> TASK DIRECTIONS:
Word for word, retype each record shown below.

> INFORMATION:

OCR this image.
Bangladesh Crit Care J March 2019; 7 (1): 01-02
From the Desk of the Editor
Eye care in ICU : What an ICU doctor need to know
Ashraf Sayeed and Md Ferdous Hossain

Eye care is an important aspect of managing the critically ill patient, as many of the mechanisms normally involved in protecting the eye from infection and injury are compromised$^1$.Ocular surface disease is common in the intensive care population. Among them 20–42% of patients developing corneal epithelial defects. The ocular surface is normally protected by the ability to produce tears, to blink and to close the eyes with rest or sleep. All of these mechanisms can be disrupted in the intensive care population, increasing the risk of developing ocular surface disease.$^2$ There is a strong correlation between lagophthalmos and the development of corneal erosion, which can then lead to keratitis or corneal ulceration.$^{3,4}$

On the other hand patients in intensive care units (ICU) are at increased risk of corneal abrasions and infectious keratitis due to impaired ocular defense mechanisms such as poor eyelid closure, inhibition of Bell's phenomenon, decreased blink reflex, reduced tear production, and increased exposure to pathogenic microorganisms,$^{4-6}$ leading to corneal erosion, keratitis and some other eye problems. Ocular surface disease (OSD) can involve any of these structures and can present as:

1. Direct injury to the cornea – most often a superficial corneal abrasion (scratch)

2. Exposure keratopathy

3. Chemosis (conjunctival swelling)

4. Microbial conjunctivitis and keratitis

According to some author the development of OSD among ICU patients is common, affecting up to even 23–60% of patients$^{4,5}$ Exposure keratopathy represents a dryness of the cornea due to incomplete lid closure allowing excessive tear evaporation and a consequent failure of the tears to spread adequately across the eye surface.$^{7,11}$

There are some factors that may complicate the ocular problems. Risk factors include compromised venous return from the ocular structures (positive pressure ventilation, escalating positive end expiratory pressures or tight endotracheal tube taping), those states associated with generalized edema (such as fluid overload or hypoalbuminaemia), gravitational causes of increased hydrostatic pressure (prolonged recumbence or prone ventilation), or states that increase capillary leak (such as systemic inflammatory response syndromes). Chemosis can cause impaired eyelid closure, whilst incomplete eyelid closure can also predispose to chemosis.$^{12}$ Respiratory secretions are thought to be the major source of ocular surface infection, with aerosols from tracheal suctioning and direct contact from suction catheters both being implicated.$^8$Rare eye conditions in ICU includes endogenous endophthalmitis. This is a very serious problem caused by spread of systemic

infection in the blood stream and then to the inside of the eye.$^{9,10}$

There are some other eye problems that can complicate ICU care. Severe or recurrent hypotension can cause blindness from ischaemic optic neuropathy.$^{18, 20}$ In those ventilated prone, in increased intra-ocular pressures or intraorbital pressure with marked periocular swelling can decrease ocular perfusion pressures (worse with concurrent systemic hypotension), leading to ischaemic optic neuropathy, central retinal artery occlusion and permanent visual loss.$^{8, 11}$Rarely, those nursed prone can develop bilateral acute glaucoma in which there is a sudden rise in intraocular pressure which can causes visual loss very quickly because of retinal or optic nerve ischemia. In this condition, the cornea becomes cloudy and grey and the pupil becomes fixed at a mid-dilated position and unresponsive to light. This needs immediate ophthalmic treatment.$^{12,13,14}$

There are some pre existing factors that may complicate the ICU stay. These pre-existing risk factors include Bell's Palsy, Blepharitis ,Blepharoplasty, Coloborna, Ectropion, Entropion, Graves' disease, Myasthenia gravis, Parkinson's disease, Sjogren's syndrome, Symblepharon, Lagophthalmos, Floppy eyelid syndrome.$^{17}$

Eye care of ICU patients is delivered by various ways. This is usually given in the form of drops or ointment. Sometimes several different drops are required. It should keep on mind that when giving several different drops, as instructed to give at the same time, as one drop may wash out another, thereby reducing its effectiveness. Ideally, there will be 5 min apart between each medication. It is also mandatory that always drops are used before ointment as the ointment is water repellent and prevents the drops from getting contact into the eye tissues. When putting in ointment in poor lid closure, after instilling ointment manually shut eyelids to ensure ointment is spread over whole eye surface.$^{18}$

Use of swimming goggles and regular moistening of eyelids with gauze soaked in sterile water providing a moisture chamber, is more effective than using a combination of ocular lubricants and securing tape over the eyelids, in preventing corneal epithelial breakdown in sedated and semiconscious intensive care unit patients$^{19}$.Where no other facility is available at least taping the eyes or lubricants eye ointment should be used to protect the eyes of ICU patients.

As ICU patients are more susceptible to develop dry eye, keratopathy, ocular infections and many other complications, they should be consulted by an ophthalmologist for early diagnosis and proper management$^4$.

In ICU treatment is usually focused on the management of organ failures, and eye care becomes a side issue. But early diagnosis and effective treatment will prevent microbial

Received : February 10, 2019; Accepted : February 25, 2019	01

> SOLUTION FOR THIS EXERCISE:
OCR this image.
Bangladesh Crit Care J March 2019; 7 (1): 01-02
From the Desk of the Editor
Eye care in ICU : What an ICU doctor need to know
Ashraf Sayeed and Md Ferdous Hossain

Eye care is an important aspect of managing the critically ill patient, as many of the mechanisms normally involved in protecting the eye from infection and injury are compromised$^1$.Ocular surface disease is common in the intensive care population. Among them 20–42% of patients developing corneal epithelial defects. The ocular surface is normally protected by the ability to produce tears, to blink and to close the eyes with rest or sleep. All of these mechanisms can be disrupted in the intensive care population, increasing the risk of developing ocular surface disease.$^2$ There is a strong correlation between lagophthalmos and the development of corneal erosion, which can then lead to keratitis or corneal ulceration.$^{3,4}$

On the other hand patients in intensive care units (ICU) are at increased risk of corneal abrasions and infectious keratitis due to impaired ocular defense mechanisms such as poor eyelid closure, inhibition of Bell's phenomenon, decreased blink reflex, reduced tear production, and increased exposure to pathogenic microorganisms,$^{4-6}$ leading to corneal erosion, keratitis and some other eye problems. Ocular surface disease (OSD) can involve any of these structures and can present as:

1. Direct injury to the cornea – most often a superficial corneal abrasion (scratch)

2. Exposure keratopathy

3. Chemosis (conjunctival swelling)

4. Microbial conjunctivitis and keratitis

According to some author the development of OSD among ICU patients is common, affecting up to even 23–60% of patients$^{4,5}$ Exposure keratopathy represents a dryness of the cornea due to incomplete lid closure allowing excessive tear evaporation and a consequent failure of the tears to spread adequately across the eye surface.$^{7,11}$

There are some factors that may complicate the ocular problems. Risk factors include compromised venous return from the ocular structures (positive pressure ventilation, escalating positive end expiratory pressures or tight endotracheal tube taping), those states associated with generalized edema (such as fluid overload or hypoalbuminaemia), gravitational causes of increased hydrostatic pressure (prolonged recumbence or prone ventilation), or states that increase capillary leak (such as systemic inflammatory response syndromes). Chemosis can cause impaired eyelid closure, whilst incomplete eyelid closure can also predispose to chemosis.$^{12}$ Respiratory secretions are thought to be the major source of ocular surface infection, with aerosols from tracheal suctioning and direct contact from suction catheters both being implicated.$^8$Rare eye conditions in ICU includes endogenous endophthalmitis. This is a very serious problem caused by spread of systemic

infection in the blood stream and then to the inside of the eye.$^{9,10}$

There are some other eye problems that can complicate ICU care. Severe or recurrent hypotension can cause blindness from ischaemic optic neuropathy.$^{18, 20}$ In those ventilated prone, in increased intra-ocular pressures or intraorbital pressure with marked periocular swelling can decrease ocular perfusion pressures (worse with concurrent systemic hypotension), leading to ischaemic optic neuropathy, central retinal artery occlusion and permanent visual loss.$^{8, 11}$Rarely, those nursed prone can develop bilateral acute glaucoma in which there is a sudden rise in intraocular pressure which can causes visual loss very quickly because of retinal or optic nerve ischemia. In this condition, the cornea becomes cloudy and grey and the pupil becomes fixed at a mid-dilated position and unresponsive to light. This needs immediate ophthalmic treatment.$^{12,13,14}$

There are some pre existing factors that may complicate the ICU stay. These pre-existing risk factors include Bell's Palsy, Blepharitis ,Blepharoplasty, Coloborna, Ectropion, Entropion, Graves' disease, Myasthenia gravis, Parkinson's disease, Sjogren's syndrome, Symblepharon, Lagophthalmos, Floppy eyelid syndrome.$^{17}$

Eye care of ICU patients is delivered by various ways. This is usually given in the form of drops or ointment. Sometimes several different drops are required. It should keep on mind that when giving several different drops, as instructed to give at the same time, as one drop may wash out another, thereby reducing its effectiveness. Ideally, there will be 5 min apart between each medication. It is also mandatory that always drops are used before ointment as the ointment is water repellent and prevents the drops from getting contact into the eye tissues. When putting in ointment in poor lid closure, after instilling ointment manually shut eyelids to ensure ointment is spread over whole eye surface.$^{18}$

Use of swimming goggles and regular moistening of eyelids with gauze soaked in sterile water providing a moisture chamber, is more effective than using a combination of ocular lubricants and securing tape over the eyelids, in preventing corneal epithelial breakdown in sedated and semiconscious intensive care unit patients$^{19}$.Where no other facility is available at least taping the eyes or lubricants eye ointment should be used to protect the eyes of ICU patients.

As ICU patients are more susceptible to develop dry eye, keratopathy, ocular infections and many other complications, they should be consulted by an ophthalmologist for early diagnosis and proper management$^4$.

In ICU treatment is usually focused on the management of organ failures, and eye care becomes a side issue. But early diagnosis and effective treatment will prevent microbial

Received : February 10, 2019; Accepted : February 25, 2019	01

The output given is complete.